TASK REQUIREMENTS:
Below are some records; reproduce every one of them exactly.

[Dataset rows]
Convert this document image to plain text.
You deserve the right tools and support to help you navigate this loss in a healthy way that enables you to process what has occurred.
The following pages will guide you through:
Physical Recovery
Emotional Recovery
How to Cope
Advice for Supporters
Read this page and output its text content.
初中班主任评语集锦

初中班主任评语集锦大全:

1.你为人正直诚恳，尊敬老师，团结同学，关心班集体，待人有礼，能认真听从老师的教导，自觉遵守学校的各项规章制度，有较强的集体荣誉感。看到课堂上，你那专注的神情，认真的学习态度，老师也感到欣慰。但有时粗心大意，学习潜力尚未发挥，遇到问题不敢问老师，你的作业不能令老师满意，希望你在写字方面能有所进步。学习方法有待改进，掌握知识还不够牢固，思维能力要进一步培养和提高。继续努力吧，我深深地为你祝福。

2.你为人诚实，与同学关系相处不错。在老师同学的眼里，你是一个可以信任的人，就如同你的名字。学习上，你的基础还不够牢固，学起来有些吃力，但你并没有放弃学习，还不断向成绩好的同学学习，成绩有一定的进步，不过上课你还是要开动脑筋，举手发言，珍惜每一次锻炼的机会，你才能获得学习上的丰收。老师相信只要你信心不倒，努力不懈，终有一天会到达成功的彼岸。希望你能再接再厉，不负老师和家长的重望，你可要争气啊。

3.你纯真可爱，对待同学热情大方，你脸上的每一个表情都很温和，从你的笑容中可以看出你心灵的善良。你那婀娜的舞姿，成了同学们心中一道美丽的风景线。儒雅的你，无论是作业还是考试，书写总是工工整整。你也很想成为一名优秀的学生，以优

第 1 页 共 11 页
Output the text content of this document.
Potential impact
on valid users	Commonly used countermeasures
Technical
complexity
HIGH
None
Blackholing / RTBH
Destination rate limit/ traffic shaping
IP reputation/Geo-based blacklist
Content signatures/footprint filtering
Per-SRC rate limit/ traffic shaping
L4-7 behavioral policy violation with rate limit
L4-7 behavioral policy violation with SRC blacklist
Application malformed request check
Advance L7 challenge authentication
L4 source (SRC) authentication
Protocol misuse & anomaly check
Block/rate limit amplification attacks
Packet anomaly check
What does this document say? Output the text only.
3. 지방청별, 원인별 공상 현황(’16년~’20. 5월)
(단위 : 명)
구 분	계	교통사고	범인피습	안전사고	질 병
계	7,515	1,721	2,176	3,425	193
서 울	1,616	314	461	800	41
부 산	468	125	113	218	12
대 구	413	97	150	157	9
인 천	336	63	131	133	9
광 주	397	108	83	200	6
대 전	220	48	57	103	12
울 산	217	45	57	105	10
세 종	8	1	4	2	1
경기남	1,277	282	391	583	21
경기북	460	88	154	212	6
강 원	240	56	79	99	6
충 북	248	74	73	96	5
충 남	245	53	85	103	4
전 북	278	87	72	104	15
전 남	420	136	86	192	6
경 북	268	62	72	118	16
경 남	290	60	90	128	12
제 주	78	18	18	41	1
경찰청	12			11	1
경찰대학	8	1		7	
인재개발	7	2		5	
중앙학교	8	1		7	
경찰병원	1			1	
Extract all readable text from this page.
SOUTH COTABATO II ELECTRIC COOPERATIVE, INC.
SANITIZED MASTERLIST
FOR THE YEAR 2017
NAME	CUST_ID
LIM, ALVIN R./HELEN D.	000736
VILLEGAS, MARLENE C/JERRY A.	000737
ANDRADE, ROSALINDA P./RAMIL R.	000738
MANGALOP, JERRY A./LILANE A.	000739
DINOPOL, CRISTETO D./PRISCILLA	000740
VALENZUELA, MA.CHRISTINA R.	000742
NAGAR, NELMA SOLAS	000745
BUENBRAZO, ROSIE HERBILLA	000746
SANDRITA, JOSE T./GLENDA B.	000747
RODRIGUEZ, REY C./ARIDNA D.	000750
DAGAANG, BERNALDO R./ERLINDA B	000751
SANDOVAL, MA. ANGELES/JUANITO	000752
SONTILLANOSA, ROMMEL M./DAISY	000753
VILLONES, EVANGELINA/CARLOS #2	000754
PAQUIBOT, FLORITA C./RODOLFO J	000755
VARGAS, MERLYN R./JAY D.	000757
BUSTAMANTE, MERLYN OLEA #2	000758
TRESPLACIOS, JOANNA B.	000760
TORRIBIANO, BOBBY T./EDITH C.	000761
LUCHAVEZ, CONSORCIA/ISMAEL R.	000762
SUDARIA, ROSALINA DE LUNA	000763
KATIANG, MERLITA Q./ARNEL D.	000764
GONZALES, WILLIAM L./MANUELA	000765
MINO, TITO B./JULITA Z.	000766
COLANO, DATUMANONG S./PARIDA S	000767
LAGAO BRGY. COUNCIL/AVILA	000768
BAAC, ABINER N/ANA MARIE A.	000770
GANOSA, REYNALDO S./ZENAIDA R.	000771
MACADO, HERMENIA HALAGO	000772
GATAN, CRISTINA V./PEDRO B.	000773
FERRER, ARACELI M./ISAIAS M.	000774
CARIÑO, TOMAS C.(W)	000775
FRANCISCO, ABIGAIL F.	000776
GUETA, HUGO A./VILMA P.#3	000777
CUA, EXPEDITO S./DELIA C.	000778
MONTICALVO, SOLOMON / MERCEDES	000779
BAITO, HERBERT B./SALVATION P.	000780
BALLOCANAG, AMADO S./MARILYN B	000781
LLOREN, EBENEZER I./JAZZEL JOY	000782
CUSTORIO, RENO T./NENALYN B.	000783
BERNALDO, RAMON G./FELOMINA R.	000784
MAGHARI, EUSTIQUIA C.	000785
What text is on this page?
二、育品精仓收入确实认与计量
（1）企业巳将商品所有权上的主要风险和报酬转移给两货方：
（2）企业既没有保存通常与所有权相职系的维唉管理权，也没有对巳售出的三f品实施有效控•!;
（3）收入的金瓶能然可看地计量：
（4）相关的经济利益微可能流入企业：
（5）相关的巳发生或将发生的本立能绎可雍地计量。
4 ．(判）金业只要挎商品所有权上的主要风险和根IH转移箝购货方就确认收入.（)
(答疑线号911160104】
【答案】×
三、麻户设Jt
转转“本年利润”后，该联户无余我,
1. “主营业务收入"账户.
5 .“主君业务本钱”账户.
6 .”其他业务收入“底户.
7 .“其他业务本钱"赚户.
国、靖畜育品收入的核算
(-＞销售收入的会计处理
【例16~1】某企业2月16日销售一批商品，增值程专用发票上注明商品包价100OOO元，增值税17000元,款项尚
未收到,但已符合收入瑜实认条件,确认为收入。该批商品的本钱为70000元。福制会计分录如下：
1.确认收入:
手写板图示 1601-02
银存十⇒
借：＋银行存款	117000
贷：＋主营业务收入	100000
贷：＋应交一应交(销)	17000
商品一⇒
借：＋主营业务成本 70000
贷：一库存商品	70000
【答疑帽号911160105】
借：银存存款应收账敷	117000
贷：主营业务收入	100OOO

RESULT FOR THIS TASK:
Convert this document image to plain text.
You deserve the right tools and support to help you navigate this loss in a healthy way that enables you to process what has occurred.
The following pages will guide you through:
Physical Recovery
Emotional Recovery
How to Cope
Advice for Supporters
Read this page and output its text content.
初中班主任评语集锦

初中班主任评语集锦大全:

1.你为人正直诚恳，尊敬老师，团结同学，关心班集体，待人有礼，能认真听从老师的教导，自觉遵守学校的各项规章制度，有较强的集体荣誉感。看到课堂上，你那专注的神情，认真的学习态度，老师也感到欣慰。但有时粗心大意，学习潜力尚未发挥，遇到问题不敢问老师，你的作业不能令老师满意，希望你在写字方面能有所进步。学习方法有待改进，掌握知识还不够牢固，思维能力要进一步培养和提高。继续努力吧，我深深地为你祝福。

2.你为人诚实，与同学关系相处不错。在老师同学的眼里，你是一个可以信任的人，就如同你的名字。学习上，你的基础还不够牢固，学起来有些吃力，但你并没有放弃学习，还不断向成绩好的同学学习，成绩有一定的进步，不过上课你还是要开动脑筋，举手发言，珍惜每一次锻炼的机会，你才能获得学习上的丰收。老师相信只要你信心不倒，努力不懈，终有一天会到达成功的彼岸。希望你能再接再厉，不负老师和家长的重望，你可要争气啊。

3.你纯真可爱，对待同学热情大方，你脸上的每一个表情都很温和，从你的笑容中可以看出你心灵的善良。你那婀娜的舞姿，成了同学们心中一道美丽的风景线。儒雅的你，无论是作业还是考试，书写总是工工整整。你也很想成为一名优秀的学生，以优

第 1 页 共 11 页
Output the text content of this document.
Potential impact
on valid users	Commonly used countermeasures
Technical
complexity
HIGH
None
Blackholing / RTBH
Destination rate limit/ traffic shaping
IP reputation/Geo-based blacklist
Content signatures/footprint filtering
Per-SRC rate limit/ traffic shaping
L4-7 behavioral policy violation with rate limit
L4-7 behavioral policy violation with SRC blacklist
Application malformed request check
Advance L7 challenge authentication
L4 source (SRC) authentication
Protocol misuse & anomaly check
Block/rate limit amplification attacks
Packet anomaly check
What does this document say? Output the text only.
3. 지방청별, 원인별 공상 현황(’16년~’20. 5월)
(단위 : 명)
구 분	계	교통사고	범인피습	안전사고	질 병
계	7,515	1,721	2,176	3,425	193
서 울	1,616	314	461	800	41
부 산	468	125	113	218	12
대 구	413	97	150	157	9
인 천	336	63	131	133	9
광 주	397	108	83	200	6
대 전	220	48	57	103	12
울 산	217	45	57	105	10
세 종	8	1	4	2	1
경기남	1,277	282	391	583	21
경기북	460	88	154	212	6
강 원	240	56	79	99	6
충 북	248	74	73	96	5
충 남	245	53	85	103	4
전 북	278	87	72	104	15
전 남	420	136	86	192	6
경 북	268	62	72	118	16
경 남	290	60	90	128	12
제 주	78	18	18	41	1
경찰청	12			11	1
경찰대학	8	1		7	
인재개발	7	2		5	
중앙학교	8	1		7	
경찰병원	1			1	
Extract all readable text from this page.
SOUTH COTABATO II ELECTRIC COOPERATIVE, INC.
SANITIZED MASTERLIST
FOR THE YEAR 2017
NAME	CUST_ID
LIM, ALVIN R./HELEN D.	000736
VILLEGAS, MARLENE C/JERRY A.	000737
ANDRADE, ROSALINDA P./RAMIL R.	000738
MANGALOP, JERRY A./LILANE A.	000739
DINOPOL, CRISTETO D./PRISCILLA	000740
VALENZUELA, MA.CHRISTINA R.	000742
NAGAR, NELMA SOLAS	000745
BUENBRAZO, ROSIE HERBILLA	000746
SANDRITA, JOSE T./GLENDA B.	000747
RODRIGUEZ, REY C./ARIDNA D.	000750
DAGAANG, BERNALDO R./ERLINDA B	000751
SANDOVAL, MA. ANGELES/JUANITO	000752
SONTILLANOSA, ROMMEL M./DAISY	000753
VILLONES, EVANGELINA/CARLOS #2	000754
PAQUIBOT, FLORITA C./RODOLFO J	000755
VARGAS, MERLYN R./JAY D.	000757
BUSTAMANTE, MERLYN OLEA #2	000758
TRESPLACIOS, JOANNA B.	000760
TORRIBIANO, BOBBY T./EDITH C.	000761
LUCHAVEZ, CONSORCIA/ISMAEL R.	000762
SUDARIA, ROSALINA DE LUNA	000763
KATIANG, MERLITA Q./ARNEL D.	000764
GONZALES, WILLIAM L./MANUELA	000765
MINO, TITO B./JULITA Z.	000766
COLANO, DATUMANONG S./PARIDA S	000767
LAGAO BRGY. COUNCIL/AVILA	000768
BAAC, ABINER N/ANA MARIE A.	000770
GANOSA, REYNALDO S./ZENAIDA R.	000771
MACADO, HERMENIA HALAGO	000772
GATAN, CRISTINA V./PEDRO B.	000773
FERRER, ARACELI M./ISAIAS M.	000774
CARIÑO, TOMAS C.(W)	000775
FRANCISCO, ABIGAIL F.	000776
GUETA, HUGO A./VILMA P.#3	000777
CUA, EXPEDITO S./DELIA C.	000778
MONTICALVO, SOLOMON / MERCEDES	000779
BAITO, HERBERT B./SALVATION P.	000780
BALLOCANAG, AMADO S./MARILYN B	000781
LLOREN, EBENEZER I./JAZZEL JOY	000782
CUSTORIO, RENO T./NENALYN B.	000783
BERNALDO, RAMON G./FELOMINA R.	000784
MAGHARI, EUSTIQUIA C.	000785
What text is on this page?
二、育品精仓收入确实认与计量
（1）企业巳将商品所有权上的主要风险和报酬转移给两货方：
（2）企业既没有保存通常与所有权相职系的维唉管理权，也没有对巳售出的三f品实施有效控•!;
（3）收入的金瓶能然可看地计量：
（4）相关的经济利益微可能流入企业：
（5）相关的巳发生或将发生的本立能绎可雍地计量。
4 ．(判）金业只要挎商品所有权上的主要风险和根IH转移箝购货方就确认收入.（)
(答疑线号911160104】
【答案】×
三、麻户设Jt
转转“本年利润”后，该联户无余我,
1. “主营业务收入"账户.
5 .“主君业务本钱”账户.
6 .”其他业务收入“底户.
7 .“其他业务本钱"赚户.
国、靖畜育品收入的核算
(-＞销售收入的会计处理
【例16~1】某企业2月16日销售一批商品，增值程专用发票上注明商品包价100OOO元，增值税17000元,款项尚
未收到,但已符合收入瑜实认条件,确认为收入。该批商品的本钱为70000元。福制会计分录如下：
1.确认收入:
手写板图示 1601-02
银存十⇒
借：＋银行存款	117000
贷：＋主营业务收入	100000
贷：＋应交一应交(销)	17000
商品一⇒
借：＋主营业务成本 70000
贷：一库存商品	70000
【答疑帽号911160105】
借：银存存款应收账敷	117000
贷：主营业务收入	100OOO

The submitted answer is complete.